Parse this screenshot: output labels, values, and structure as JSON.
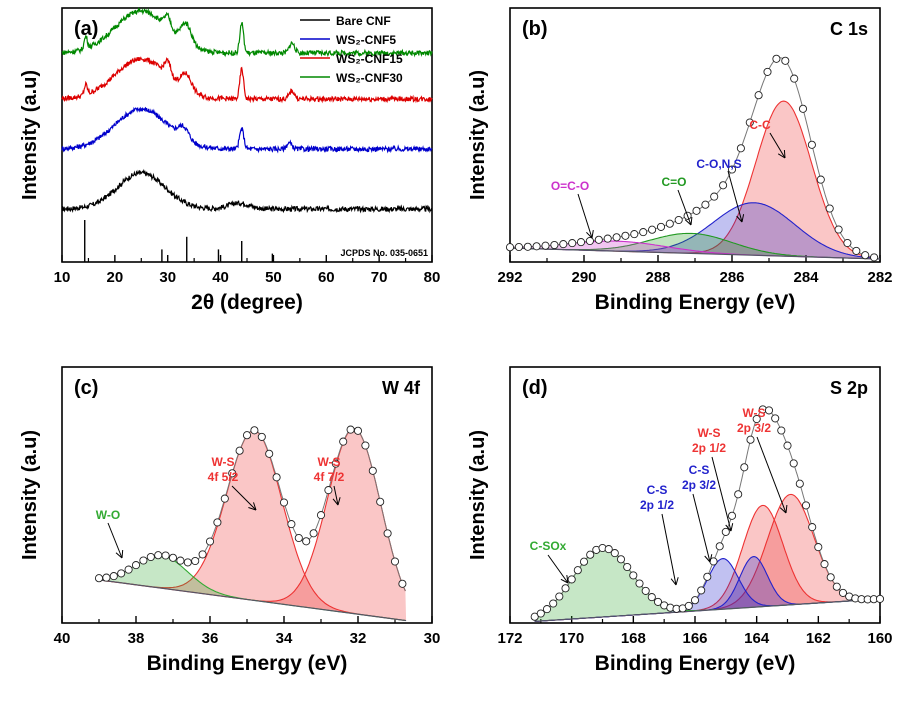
{
  "chart_data": [
    {
      "panel": "(a)",
      "type": "line",
      "xlabel": "2θ (degree)",
      "ylabel": "Intensity (a.u)",
      "xlim": [
        10,
        80
      ],
      "xticks": [
        "10",
        "20",
        "30",
        "40",
        "50",
        "60",
        "70",
        "80"
      ],
      "legend_position": "top-right",
      "series": [
        {
          "name": "Bare CNF",
          "color": "#000000",
          "offset": 0.0,
          "peaks": [
            [
              25,
              0.18,
              4.5
            ],
            [
              43.5,
              0.03,
              2
            ]
          ]
        },
        {
          "name": "WS₂-CNF5",
          "color": "#0000cc",
          "offset": 0.3,
          "peaks": [
            [
              25,
              0.2,
              5
            ],
            [
              33,
              0.06,
              1
            ],
            [
              44,
              0.1,
              0.4
            ],
            [
              53,
              0.03,
              0.5
            ]
          ]
        },
        {
          "name": "WS₂-CNF15",
          "color": "#dd0000",
          "offset": 0.55,
          "peaks": [
            [
              14.5,
              0.05,
              0.3
            ],
            [
              25,
              0.2,
              5
            ],
            [
              30,
              0.07,
              0.6
            ],
            [
              33.5,
              0.08,
              1
            ],
            [
              44,
              0.15,
              0.35
            ],
            [
              53.5,
              0.04,
              0.5
            ]
          ]
        },
        {
          "name": "WS₂-CNF30",
          "color": "#008800",
          "offset": 0.78,
          "peaks": [
            [
              14.5,
              0.06,
              0.3
            ],
            [
              25,
              0.21,
              5
            ],
            [
              30,
              0.06,
              0.6
            ],
            [
              33.5,
              0.1,
              1
            ],
            [
              44,
              0.15,
              0.35
            ],
            [
              53.5,
              0.05,
              0.5
            ]
          ]
        }
      ],
      "reference": {
        "label": "JCPDS No. 035-0651",
        "positions": [
          14.3,
          28.9,
          33.6,
          39.6,
          44.0,
          49.8
        ],
        "heights": [
          1.0,
          0.3,
          0.6,
          0.3,
          0.5,
          0.2
        ]
      }
    },
    {
      "panel": "(b)",
      "type": "area",
      "title": "C 1s",
      "xlabel": "Binding Energy (eV)",
      "ylabel": "Intensity (a.u)",
      "xlim": [
        292,
        282
      ],
      "xticks": [
        "292",
        "290",
        "288",
        "286",
        "284",
        "282"
      ],
      "components": [
        {
          "label": "C-C",
          "center": 284.6,
          "height": 0.62,
          "width": 0.75,
          "color": "#ee3333"
        },
        {
          "label": "C-O,N,S",
          "center": 285.4,
          "height": 0.21,
          "width": 1.1,
          "color": "#2222cc"
        },
        {
          "label": "C=O",
          "center": 287.1,
          "height": 0.08,
          "width": 1.1,
          "color": "#229922"
        },
        {
          "label": "O=C-O",
          "center": 289.1,
          "height": 0.04,
          "width": 1.3,
          "color": "#cc33cc"
        }
      ]
    },
    {
      "panel": "(c)",
      "type": "area",
      "title": "W 4f",
      "xlabel": "Binding Energy (eV)",
      "ylabel": "Intensity (a.u)",
      "xlim": [
        40,
        30
      ],
      "xticks": [
        "40",
        "38",
        "36",
        "34",
        "32",
        "30"
      ],
      "components": [
        {
          "label": "W-S 4f 7/2",
          "center": 32.1,
          "height": 0.74,
          "width": 0.72,
          "color": "#ee3333"
        },
        {
          "label": "W-S 4f 5/2",
          "center": 34.8,
          "height": 0.68,
          "width": 0.75,
          "color": "#ee3333"
        },
        {
          "label": "W-O",
          "center": 37.3,
          "height": 0.13,
          "width": 0.7,
          "color": "#33aa33"
        }
      ]
    },
    {
      "panel": "(d)",
      "type": "area",
      "title": "S 2p",
      "xlabel": "Binding Energy (eV)",
      "ylabel": "Intensity (a.u)",
      "xlim": [
        172,
        160
      ],
      "xticks": [
        "172",
        "170",
        "168",
        "166",
        "164",
        "162",
        "160"
      ],
      "components": [
        {
          "label": "W-S 2p 3/2",
          "center": 162.9,
          "height": 0.48,
          "width": 0.75,
          "color": "#ee3333"
        },
        {
          "label": "W-S 2p 1/2",
          "center": 163.8,
          "height": 0.44,
          "width": 0.65,
          "color": "#ee3333"
        },
        {
          "label": "C-S 2p 3/2",
          "center": 164.1,
          "height": 0.22,
          "width": 0.45,
          "color": "#2222cc"
        },
        {
          "label": "C-S 2p 1/2",
          "center": 165.1,
          "height": 0.22,
          "width": 0.5,
          "color": "#2222cc"
        },
        {
          "label": "C-SOx",
          "center": 169.0,
          "height": 0.3,
          "width": 0.95,
          "color": "#33aa33"
        }
      ]
    }
  ]
}
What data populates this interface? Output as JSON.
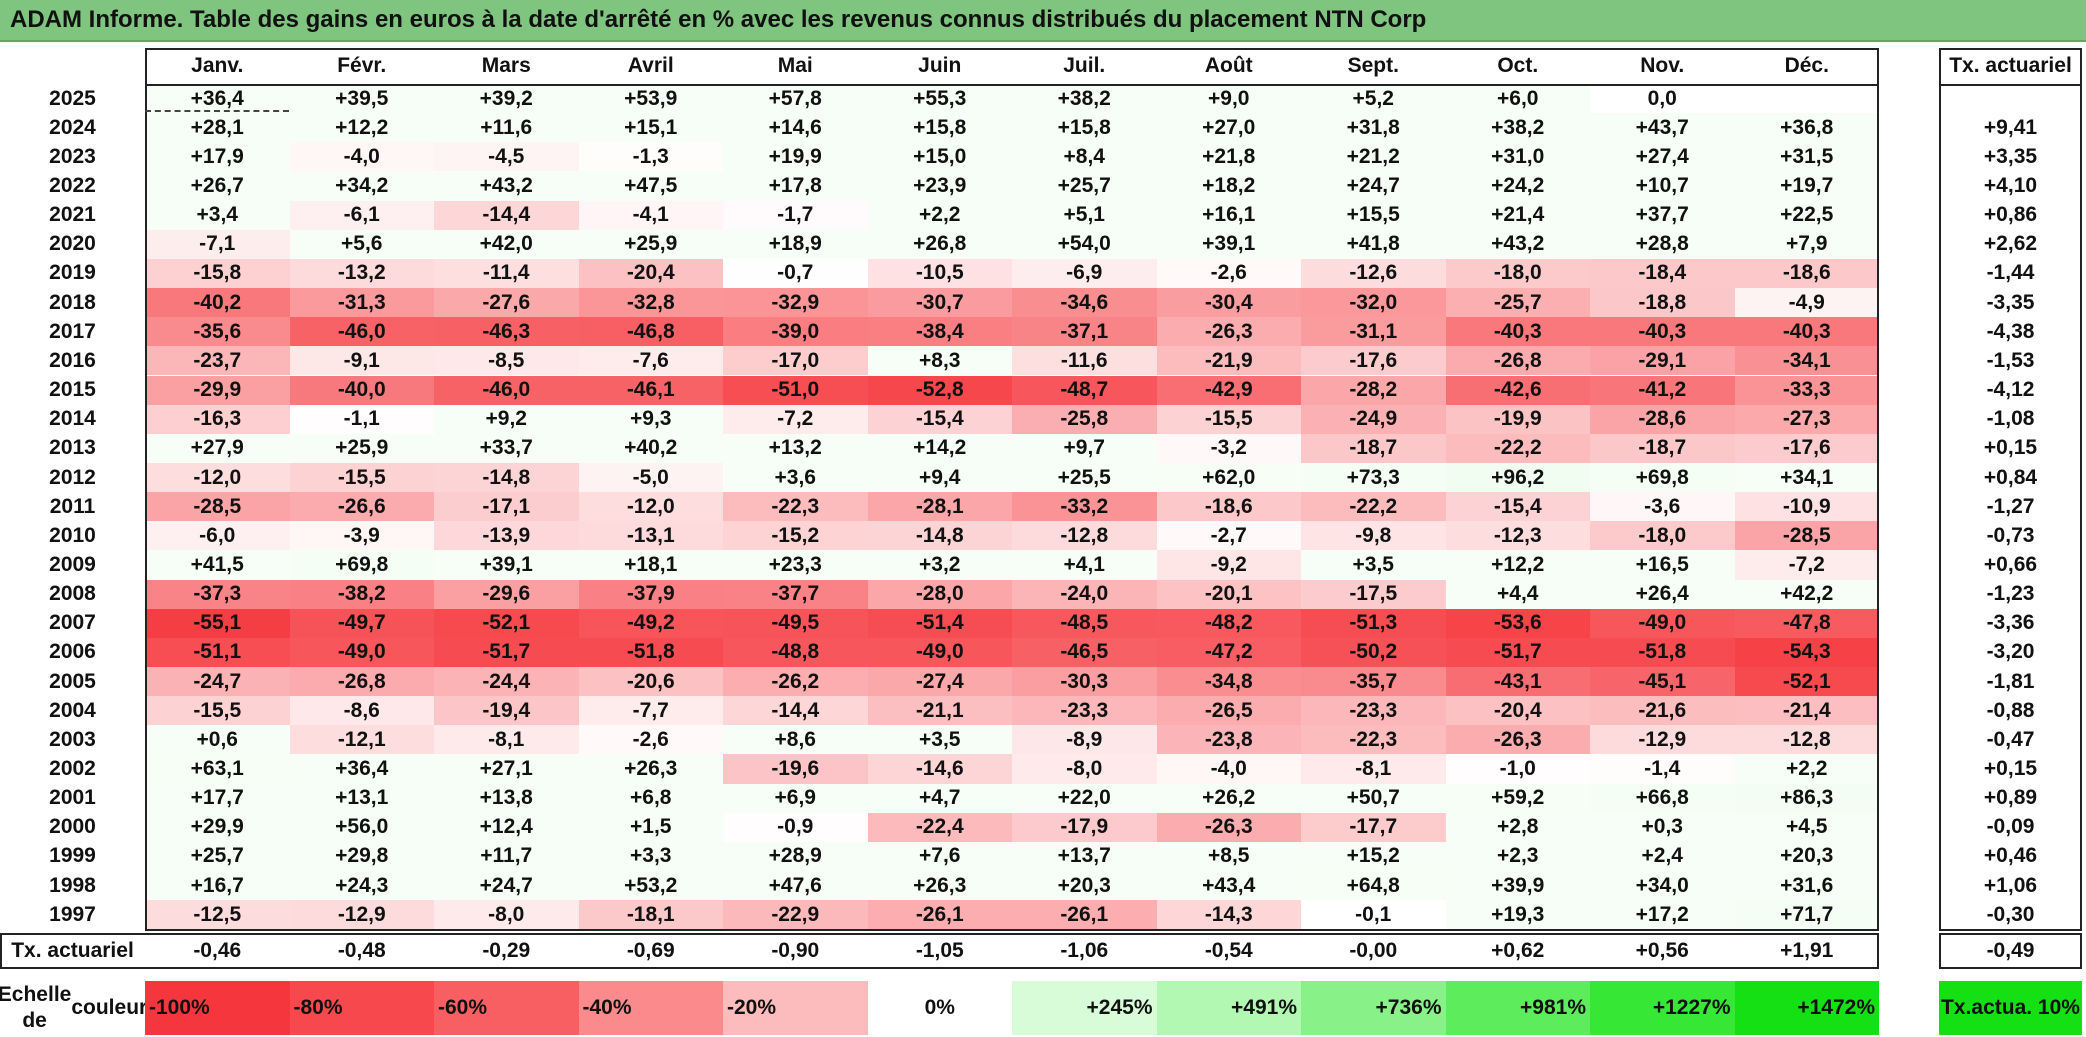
{
  "title": "ADAM Informe. Table des gains en euros à la date d'arrêté en % avec les revenus connus distribués du placement NTN Corp",
  "chart_data": {
    "type": "heatmap",
    "title": "ADAM Informe. Table des gains en euros à la date d'arrêté en % avec les revenus connus distribués du placement NTN Corp",
    "columns": [
      "Janv.",
      "Févr.",
      "Mars",
      "Avril",
      "Mai",
      "Juin",
      "Juil.",
      "Août",
      "Sept.",
      "Oct.",
      "Nov.",
      "Déc."
    ],
    "rate_column_label": "Tx. actuariel",
    "rows": [
      {
        "year": "2025",
        "values": [
          "+36,4",
          "+39,5",
          "+39,2",
          "+53,9",
          "+57,8",
          "+55,3",
          "+38,2",
          "+9,0",
          "+5,2",
          "+6,0",
          "0,0",
          ""
        ],
        "rate": ""
      },
      {
        "year": "2024",
        "values": [
          "+28,1",
          "+12,2",
          "+11,6",
          "+15,1",
          "+14,6",
          "+15,8",
          "+15,8",
          "+27,0",
          "+31,8",
          "+38,2",
          "+43,7",
          "+36,8"
        ],
        "rate": "+9,41"
      },
      {
        "year": "2023",
        "values": [
          "+17,9",
          "-4,0",
          "-4,5",
          "-1,3",
          "+19,9",
          "+15,0",
          "+8,4",
          "+21,8",
          "+21,2",
          "+31,0",
          "+27,4",
          "+31,5"
        ],
        "rate": "+3,35"
      },
      {
        "year": "2022",
        "values": [
          "+26,7",
          "+34,2",
          "+43,2",
          "+47,5",
          "+17,8",
          "+23,9",
          "+25,7",
          "+18,2",
          "+24,7",
          "+24,2",
          "+10,7",
          "+19,7"
        ],
        "rate": "+4,10"
      },
      {
        "year": "2021",
        "values": [
          "+3,4",
          "-6,1",
          "-14,4",
          "-4,1",
          "-1,7",
          "+2,2",
          "+5,1",
          "+16,1",
          "+15,5",
          "+21,4",
          "+37,7",
          "+22,5"
        ],
        "rate": "+0,86"
      },
      {
        "year": "2020",
        "values": [
          "-7,1",
          "+5,6",
          "+42,0",
          "+25,9",
          "+18,9",
          "+26,8",
          "+54,0",
          "+39,1",
          "+41,8",
          "+43,2",
          "+28,8",
          "+7,9"
        ],
        "rate": "+2,62"
      },
      {
        "year": "2019",
        "values": [
          "-15,8",
          "-13,2",
          "-11,4",
          "-20,4",
          "-0,7",
          "-10,5",
          "-6,9",
          "-2,6",
          "-12,6",
          "-18,0",
          "-18,4",
          "-18,6"
        ],
        "rate": "-1,44"
      },
      {
        "year": "2018",
        "values": [
          "-40,2",
          "-31,3",
          "-27,6",
          "-32,8",
          "-32,9",
          "-30,7",
          "-34,6",
          "-30,4",
          "-32,0",
          "-25,7",
          "-18,8",
          "-4,9"
        ],
        "rate": "-3,35"
      },
      {
        "year": "2017",
        "values": [
          "-35,6",
          "-46,0",
          "-46,3",
          "-46,8",
          "-39,0",
          "-38,4",
          "-37,1",
          "-26,3",
          "-31,1",
          "-40,3",
          "-40,3",
          "-40,3"
        ],
        "rate": "-4,38"
      },
      {
        "year": "2016",
        "values": [
          "-23,7",
          "-9,1",
          "-8,5",
          "-7,6",
          "-17,0",
          "+8,3",
          "-11,6",
          "-21,9",
          "-17,6",
          "-26,8",
          "-29,1",
          "-34,1"
        ],
        "rate": "-1,53"
      },
      {
        "year": "2015",
        "values": [
          "-29,9",
          "-40,0",
          "-46,0",
          "-46,1",
          "-51,0",
          "-52,8",
          "-48,7",
          "-42,9",
          "-28,2",
          "-42,6",
          "-41,2",
          "-33,3"
        ],
        "rate": "-4,12"
      },
      {
        "year": "2014",
        "values": [
          "-16,3",
          "-1,1",
          "+9,2",
          "+9,3",
          "-7,2",
          "-15,4",
          "-25,8",
          "-15,5",
          "-24,9",
          "-19,9",
          "-28,6",
          "-27,3"
        ],
        "rate": "-1,08"
      },
      {
        "year": "2013",
        "values": [
          "+27,9",
          "+25,9",
          "+33,7",
          "+40,2",
          "+13,2",
          "+14,2",
          "+9,7",
          "-3,2",
          "-18,7",
          "-22,2",
          "-18,7",
          "-17,6"
        ],
        "rate": "+0,15"
      },
      {
        "year": "2012",
        "values": [
          "-12,0",
          "-15,5",
          "-14,8",
          "-5,0",
          "+3,6",
          "+9,4",
          "+25,5",
          "+62,0",
          "+73,3",
          "+96,2",
          "+69,8",
          "+34,1"
        ],
        "rate": "+0,84"
      },
      {
        "year": "2011",
        "values": [
          "-28,5",
          "-26,6",
          "-17,1",
          "-12,0",
          "-22,3",
          "-28,1",
          "-33,2",
          "-18,6",
          "-22,2",
          "-15,4",
          "-3,6",
          "-10,9"
        ],
        "rate": "-1,27"
      },
      {
        "year": "2010",
        "values": [
          "-6,0",
          "-3,9",
          "-13,9",
          "-13,1",
          "-15,2",
          "-14,8",
          "-12,8",
          "-2,7",
          "-9,8",
          "-12,3",
          "-18,0",
          "-28,5"
        ],
        "rate": "-0,73"
      },
      {
        "year": "2009",
        "values": [
          "+41,5",
          "+69,8",
          "+39,1",
          "+18,1",
          "+23,3",
          "+3,2",
          "+4,1",
          "-9,2",
          "+3,5",
          "+12,2",
          "+16,5",
          "-7,2"
        ],
        "rate": "+0,66"
      },
      {
        "year": "2008",
        "values": [
          "-37,3",
          "-38,2",
          "-29,6",
          "-37,9",
          "-37,7",
          "-28,0",
          "-24,0",
          "-20,1",
          "-17,5",
          "+4,4",
          "+26,4",
          "+42,2"
        ],
        "rate": "-1,23"
      },
      {
        "year": "2007",
        "values": [
          "-55,1",
          "-49,7",
          "-52,1",
          "-49,2",
          "-49,5",
          "-51,4",
          "-48,5",
          "-48,2",
          "-51,3",
          "-53,6",
          "-49,0",
          "-47,8"
        ],
        "rate": "-3,36"
      },
      {
        "year": "2006",
        "values": [
          "-51,1",
          "-49,0",
          "-51,7",
          "-51,8",
          "-48,8",
          "-49,0",
          "-46,5",
          "-47,2",
          "-50,2",
          "-51,7",
          "-51,8",
          "-54,3"
        ],
        "rate": "-3,20"
      },
      {
        "year": "2005",
        "values": [
          "-24,7",
          "-26,8",
          "-24,4",
          "-20,6",
          "-26,2",
          "-27,4",
          "-30,3",
          "-34,8",
          "-35,7",
          "-43,1",
          "-45,1",
          "-52,1"
        ],
        "rate": "-1,81"
      },
      {
        "year": "2004",
        "values": [
          "-15,5",
          "-8,6",
          "-19,4",
          "-7,7",
          "-14,4",
          "-21,1",
          "-23,3",
          "-26,5",
          "-23,3",
          "-20,4",
          "-21,6",
          "-21,4"
        ],
        "rate": "-0,88"
      },
      {
        "year": "2003",
        "values": [
          "+0,6",
          "-12,1",
          "-8,1",
          "-2,6",
          "+8,6",
          "+3,5",
          "-8,9",
          "-23,8",
          "-22,3",
          "-26,3",
          "-12,9",
          "-12,8"
        ],
        "rate": "-0,47"
      },
      {
        "year": "2002",
        "values": [
          "+63,1",
          "+36,4",
          "+27,1",
          "+26,3",
          "-19,6",
          "-14,6",
          "-8,0",
          "-4,0",
          "-8,1",
          "-1,0",
          "-1,4",
          "+2,2"
        ],
        "rate": "+0,15"
      },
      {
        "year": "2001",
        "values": [
          "+17,7",
          "+13,1",
          "+13,8",
          "+6,8",
          "+6,9",
          "+4,7",
          "+22,0",
          "+26,2",
          "+50,7",
          "+59,2",
          "+66,8",
          "+86,3"
        ],
        "rate": "+0,89"
      },
      {
        "year": "2000",
        "values": [
          "+29,9",
          "+56,0",
          "+12,4",
          "+1,5",
          "-0,9",
          "-22,4",
          "-17,9",
          "-26,3",
          "-17,7",
          "+2,8",
          "+0,3",
          "+4,5"
        ],
        "rate": "-0,09"
      },
      {
        "year": "1999",
        "values": [
          "+25,7",
          "+29,8",
          "+11,7",
          "+3,3",
          "+28,9",
          "+7,6",
          "+13,7",
          "+8,5",
          "+15,2",
          "+2,3",
          "+2,4",
          "+20,3"
        ],
        "rate": "+0,46"
      },
      {
        "year": "1998",
        "values": [
          "+16,7",
          "+24,3",
          "+24,7",
          "+53,2",
          "+47,6",
          "+26,3",
          "+20,3",
          "+43,4",
          "+64,8",
          "+39,9",
          "+34,0",
          "+31,6"
        ],
        "rate": "+1,06"
      },
      {
        "year": "1997",
        "values": [
          "-12,5",
          "-12,9",
          "-8,0",
          "-18,1",
          "-22,9",
          "-26,1",
          "-26,1",
          "-14,3",
          "-0,1",
          "+19,3",
          "+17,2",
          "+71,7"
        ],
        "rate": "-0,30"
      }
    ],
    "summary_row": {
      "label": "Tx. actuariel",
      "values": [
        "-0,46",
        "-0,48",
        "-0,29",
        "-0,69",
        "-0,90",
        "-1,05",
        "-1,06",
        "-0,54",
        "-0,00",
        "+0,62",
        "+0,56",
        "+1,91"
      ],
      "rate": "-0,49"
    },
    "legend": {
      "label_line1": "Echelle de",
      "label_line2": "couleur",
      "stops": [
        {
          "label": "-100%",
          "value": -100,
          "color": "#f5363c"
        },
        {
          "label": "-80%",
          "value": -80,
          "color": "#f6484d"
        },
        {
          "label": "-60%",
          "value": -60,
          "color": "#f85f62"
        },
        {
          "label": "-40%",
          "value": -40,
          "color": "#fa8a8c"
        },
        {
          "label": "-20%",
          "value": -20,
          "color": "#fcbcbd"
        },
        {
          "label": "0%",
          "value": 0,
          "color": "#ffffff"
        },
        {
          "label": "+245%",
          "value": 245,
          "color": "#d8fbd8"
        },
        {
          "label": "+491%",
          "value": 491,
          "color": "#b2f7b2"
        },
        {
          "label": "+736%",
          "value": 736,
          "color": "#88f288"
        },
        {
          "label": "+981%",
          "value": 981,
          "color": "#5cec5c"
        },
        {
          "label": "+1227%",
          "value": 1227,
          "color": "#36e736"
        },
        {
          "label": "+1472%",
          "value": 1472,
          "color": "#14e014"
        }
      ],
      "rate_label_line1": "Tx.",
      "rate_label_line2": "actua. 10%",
      "rate_color": "#14e014"
    },
    "colors": {
      "negative_max": "#f5363c",
      "neutral": "#ffffff",
      "positive_max": "#14e014",
      "title_bar": "#7fc47f"
    }
  }
}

+-------+

PROBLEM REQUIREMENTS:
Copy every line above that holds the word "name".

RESPONSE TO THIS EXERCISE:
          "name": "Bare CNF",
          "name": "WS₂-CNF5",
          "name": "WS₂-CNF15",
          "name": "WS₂-CNF30",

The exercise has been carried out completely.